SELECTED TEXT
I am pleased to share the following from Christian Aid in association with the Fair Tax Mark, of which I am a director:
Multinationals with a record of tax dodging will find it harder to win multi-million pound contracts in future, as a growing number of councils ask more detailed questions about potential suppliers' tax practices.
Manchester, Salford, Oxford and Southwark in London are among the local governments that have decided to probe the tax histories of firms seeking contracts, many of which are worth large sums of taxpayers' money.
Northumberland, Gateshead and Birmingham City Council have also formally agreed to consider adopting the questions.
Their moves are a result of the ‘Sourced' campaign launched by Christian Aid in England and Northern Ireland and supported by the Fair Tax Mark.
Sourced has also created a domino-effect across Northern Ireland, with Belfast City Council deciding to adopt the more detailed questions and four other councils plus the Northern Ireland Assembly then following suit.

PROVIDED MATERIAL
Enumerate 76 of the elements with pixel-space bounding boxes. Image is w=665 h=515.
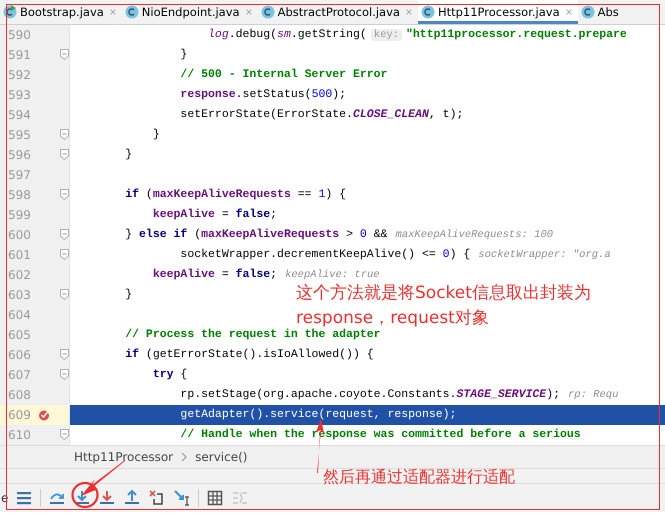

SET EXERCISE A
According to the article on councils and suppliers' tax practices, which campaign led to the councils' decisions?
SET EXERCISE B
Pick up the article on councils and suppliers' tax practices after its last sentence and keep writing it.

ANSWER A
The 'Sourced' campaign, launched by Christian Aid in England and Northern Ireland and supported by the Fair Tax Mark.

ANSWER B
Christian Aid supporters have also asked at least 60 other councils to consider similar moves, including those in Cambridge, Derbyshire, Bradford, Newcastle, Wakefield, York, Leeds, Somerset, Sheffield, Hertfordshire, Essex and Camden and Lambeth in London.
Multinationals make many millions every year from local government contracts for everything from road maintenance, health care and building work to gas, electricity and insurance. Council contracts in England alone are worth a total of around £45 billion a year.
In Manchester alone, the council routinely awards contracts for tens of thousands of pounds and more rarely does deals involving millions of pounds of taxpayers' money, as can be seen in this contracts database. For instance, earlier this year the council renewed its Microsoft software licence for three years, at an estimated cost of £4.2 million.
“We are delighted to see a growing number of councils across England and Northern Ireland holding multinationals to account,” said Helen Collinson.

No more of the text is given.